Dataset records →

★ ★ ★ ★ ★

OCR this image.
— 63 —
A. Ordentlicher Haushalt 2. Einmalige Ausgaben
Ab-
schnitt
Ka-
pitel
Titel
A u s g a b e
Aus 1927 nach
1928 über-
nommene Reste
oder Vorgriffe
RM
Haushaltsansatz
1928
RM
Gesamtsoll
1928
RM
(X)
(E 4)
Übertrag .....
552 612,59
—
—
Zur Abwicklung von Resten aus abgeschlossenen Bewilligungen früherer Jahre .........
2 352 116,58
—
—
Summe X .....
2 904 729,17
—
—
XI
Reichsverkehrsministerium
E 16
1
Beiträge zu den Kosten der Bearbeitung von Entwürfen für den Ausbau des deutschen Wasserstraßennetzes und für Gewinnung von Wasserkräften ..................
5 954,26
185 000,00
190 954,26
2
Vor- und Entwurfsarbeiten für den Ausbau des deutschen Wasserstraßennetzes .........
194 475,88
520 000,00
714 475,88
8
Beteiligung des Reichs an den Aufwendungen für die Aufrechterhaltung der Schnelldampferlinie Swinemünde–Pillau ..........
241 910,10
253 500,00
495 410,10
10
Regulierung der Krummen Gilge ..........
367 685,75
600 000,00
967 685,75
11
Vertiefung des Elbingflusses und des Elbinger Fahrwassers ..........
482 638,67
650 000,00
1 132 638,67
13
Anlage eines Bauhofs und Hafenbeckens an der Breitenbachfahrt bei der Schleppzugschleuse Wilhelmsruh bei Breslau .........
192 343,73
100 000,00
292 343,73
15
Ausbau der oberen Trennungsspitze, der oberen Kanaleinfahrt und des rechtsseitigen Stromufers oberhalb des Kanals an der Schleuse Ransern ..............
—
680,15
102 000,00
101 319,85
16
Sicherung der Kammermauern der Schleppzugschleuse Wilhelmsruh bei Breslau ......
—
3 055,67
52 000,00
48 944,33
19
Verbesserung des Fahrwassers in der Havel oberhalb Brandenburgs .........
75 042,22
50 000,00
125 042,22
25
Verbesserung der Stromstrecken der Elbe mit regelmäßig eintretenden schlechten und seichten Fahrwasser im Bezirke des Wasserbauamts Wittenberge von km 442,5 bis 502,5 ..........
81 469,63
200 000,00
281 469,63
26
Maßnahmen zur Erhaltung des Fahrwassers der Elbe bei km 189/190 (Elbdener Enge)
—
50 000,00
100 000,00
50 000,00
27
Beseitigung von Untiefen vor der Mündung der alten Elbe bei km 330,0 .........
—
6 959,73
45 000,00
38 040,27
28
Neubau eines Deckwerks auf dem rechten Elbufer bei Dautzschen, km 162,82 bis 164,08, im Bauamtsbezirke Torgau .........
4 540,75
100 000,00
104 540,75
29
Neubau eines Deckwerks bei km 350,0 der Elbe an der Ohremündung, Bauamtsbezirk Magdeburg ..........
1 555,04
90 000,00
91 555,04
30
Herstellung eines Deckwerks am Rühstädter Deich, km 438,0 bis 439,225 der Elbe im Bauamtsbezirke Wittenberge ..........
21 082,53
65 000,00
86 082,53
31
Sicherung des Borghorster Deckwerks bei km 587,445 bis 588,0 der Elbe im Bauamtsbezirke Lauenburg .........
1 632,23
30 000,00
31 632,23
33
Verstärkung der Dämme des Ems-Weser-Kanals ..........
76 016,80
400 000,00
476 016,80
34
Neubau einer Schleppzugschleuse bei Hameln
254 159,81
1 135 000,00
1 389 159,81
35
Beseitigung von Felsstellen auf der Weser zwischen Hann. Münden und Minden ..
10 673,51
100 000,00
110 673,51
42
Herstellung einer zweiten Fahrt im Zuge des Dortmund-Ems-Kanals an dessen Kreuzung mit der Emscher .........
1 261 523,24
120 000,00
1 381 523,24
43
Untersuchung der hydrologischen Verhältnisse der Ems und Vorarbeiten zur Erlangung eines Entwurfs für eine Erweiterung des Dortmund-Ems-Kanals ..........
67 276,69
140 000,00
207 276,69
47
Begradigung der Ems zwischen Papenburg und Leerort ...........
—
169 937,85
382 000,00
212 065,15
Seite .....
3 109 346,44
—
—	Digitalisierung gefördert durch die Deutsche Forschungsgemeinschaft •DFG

★ ★ ★ ★ ★

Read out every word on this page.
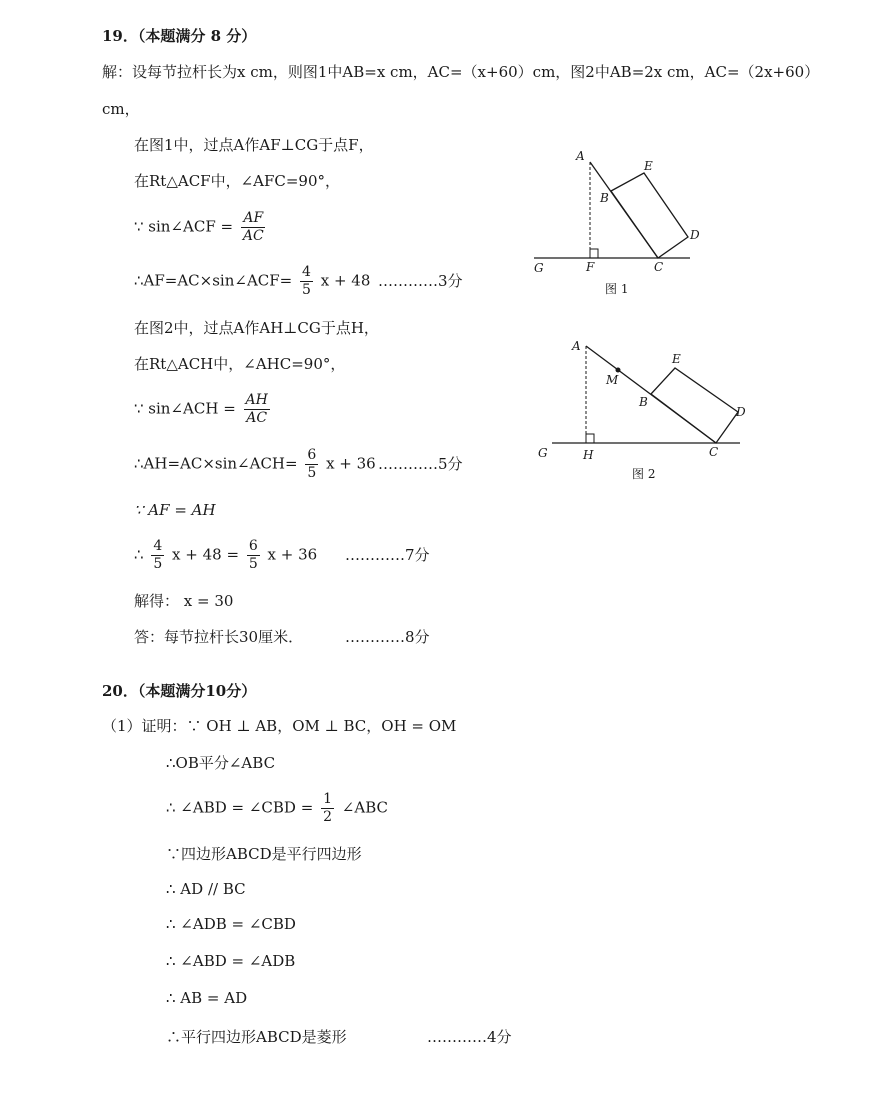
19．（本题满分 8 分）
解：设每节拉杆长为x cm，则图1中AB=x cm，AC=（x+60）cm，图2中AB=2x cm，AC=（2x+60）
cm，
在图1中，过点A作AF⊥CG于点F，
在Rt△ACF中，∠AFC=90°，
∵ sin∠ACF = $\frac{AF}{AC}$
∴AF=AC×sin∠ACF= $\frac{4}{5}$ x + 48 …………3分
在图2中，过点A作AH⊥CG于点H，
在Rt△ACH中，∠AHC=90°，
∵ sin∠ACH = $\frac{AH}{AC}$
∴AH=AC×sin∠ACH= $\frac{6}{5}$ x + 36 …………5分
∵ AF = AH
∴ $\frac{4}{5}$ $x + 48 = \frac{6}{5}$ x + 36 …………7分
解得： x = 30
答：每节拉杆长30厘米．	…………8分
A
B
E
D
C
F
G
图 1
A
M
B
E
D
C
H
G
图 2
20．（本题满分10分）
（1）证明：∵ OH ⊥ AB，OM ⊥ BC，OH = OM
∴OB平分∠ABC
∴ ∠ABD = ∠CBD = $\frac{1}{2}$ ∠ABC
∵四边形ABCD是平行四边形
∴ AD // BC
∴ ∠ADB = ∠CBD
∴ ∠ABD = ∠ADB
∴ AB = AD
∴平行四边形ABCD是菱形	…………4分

★ ★ ★ ★ ★

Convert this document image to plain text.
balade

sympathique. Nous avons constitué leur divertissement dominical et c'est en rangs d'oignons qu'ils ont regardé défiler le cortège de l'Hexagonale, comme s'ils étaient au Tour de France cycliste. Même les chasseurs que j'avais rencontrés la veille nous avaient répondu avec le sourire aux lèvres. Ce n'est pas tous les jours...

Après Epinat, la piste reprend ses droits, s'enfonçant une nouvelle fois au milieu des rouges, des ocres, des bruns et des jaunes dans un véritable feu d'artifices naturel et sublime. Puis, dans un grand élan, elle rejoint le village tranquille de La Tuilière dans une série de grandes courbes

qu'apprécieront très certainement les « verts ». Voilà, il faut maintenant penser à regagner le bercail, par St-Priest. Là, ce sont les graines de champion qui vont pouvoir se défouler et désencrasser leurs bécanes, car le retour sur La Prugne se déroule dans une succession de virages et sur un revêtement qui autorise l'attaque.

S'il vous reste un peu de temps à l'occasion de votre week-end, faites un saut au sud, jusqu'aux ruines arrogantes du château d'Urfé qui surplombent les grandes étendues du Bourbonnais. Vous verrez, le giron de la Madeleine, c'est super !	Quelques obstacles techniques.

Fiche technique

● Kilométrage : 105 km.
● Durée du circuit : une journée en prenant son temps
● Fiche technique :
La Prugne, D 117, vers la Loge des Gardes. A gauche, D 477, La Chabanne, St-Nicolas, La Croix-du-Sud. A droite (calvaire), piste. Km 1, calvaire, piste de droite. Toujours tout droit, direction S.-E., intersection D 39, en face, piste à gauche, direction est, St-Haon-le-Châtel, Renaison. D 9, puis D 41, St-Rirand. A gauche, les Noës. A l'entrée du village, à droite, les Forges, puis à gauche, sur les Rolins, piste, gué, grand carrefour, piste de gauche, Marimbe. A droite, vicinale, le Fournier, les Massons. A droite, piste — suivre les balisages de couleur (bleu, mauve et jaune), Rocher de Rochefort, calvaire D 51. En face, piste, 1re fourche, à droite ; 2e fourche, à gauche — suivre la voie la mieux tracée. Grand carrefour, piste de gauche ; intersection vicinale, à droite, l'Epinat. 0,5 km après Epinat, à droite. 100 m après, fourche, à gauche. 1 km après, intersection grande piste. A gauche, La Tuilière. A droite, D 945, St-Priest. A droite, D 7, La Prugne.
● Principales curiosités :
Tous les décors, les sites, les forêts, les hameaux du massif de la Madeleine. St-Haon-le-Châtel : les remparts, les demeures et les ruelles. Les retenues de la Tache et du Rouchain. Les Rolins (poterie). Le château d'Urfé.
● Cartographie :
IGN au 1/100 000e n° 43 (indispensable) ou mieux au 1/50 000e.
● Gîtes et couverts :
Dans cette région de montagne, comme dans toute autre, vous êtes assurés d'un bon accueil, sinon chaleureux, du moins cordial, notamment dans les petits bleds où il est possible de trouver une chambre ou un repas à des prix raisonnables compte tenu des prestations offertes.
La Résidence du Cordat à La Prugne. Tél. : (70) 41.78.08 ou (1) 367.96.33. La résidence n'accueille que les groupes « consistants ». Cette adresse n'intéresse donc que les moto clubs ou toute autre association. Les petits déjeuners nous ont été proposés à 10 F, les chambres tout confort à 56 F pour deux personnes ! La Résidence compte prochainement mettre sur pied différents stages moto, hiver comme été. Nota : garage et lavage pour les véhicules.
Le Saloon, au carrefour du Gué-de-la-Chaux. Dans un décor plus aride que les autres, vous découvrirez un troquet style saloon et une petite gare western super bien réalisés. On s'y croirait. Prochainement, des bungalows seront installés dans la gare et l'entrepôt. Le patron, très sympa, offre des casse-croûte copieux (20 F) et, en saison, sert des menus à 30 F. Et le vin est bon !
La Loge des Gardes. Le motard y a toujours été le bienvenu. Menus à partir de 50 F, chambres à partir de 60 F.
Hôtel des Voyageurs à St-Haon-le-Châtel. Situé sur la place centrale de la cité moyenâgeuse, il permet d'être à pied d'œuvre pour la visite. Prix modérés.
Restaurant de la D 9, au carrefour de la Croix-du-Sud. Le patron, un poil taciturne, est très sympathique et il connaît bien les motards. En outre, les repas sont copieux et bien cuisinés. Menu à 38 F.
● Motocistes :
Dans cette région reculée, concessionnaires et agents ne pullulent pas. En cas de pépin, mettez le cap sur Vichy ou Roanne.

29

★ ★ ★ ★ ★

Description of the task → Show every line of the records above that contains the word "Elbe".

Worked solution →
Verbesserung der Stromstrecken der Elbe mit regelmäßig eintretenden schlechten und seichten Fahrwasser im Bezirke des Wasserbauamts Wittenberge von km 442,5 bis 502,5 ..........
Maßnahmen zur Erhaltung des Fahrwassers der Elbe bei km 189/190 (Elbdener Enge)
Beseitigung von Untiefen vor der Mündung der alten Elbe bei km 330,0 .........
Neubau eines Deckwerks bei km 350,0 der Elbe an der Ohremündung, Bauamtsbezirk Magdeburg ..........
Herstellung eines Deckwerks am Rühstädter Deich, km 438,0 bis 439,225 der Elbe im Bauamtsbezirke Wittenberge ..........
Sicherung des Borghorster Deckwerks bei km 587,445 bis 588,0 der Elbe im Bauamtsbezirke Lauenburg .........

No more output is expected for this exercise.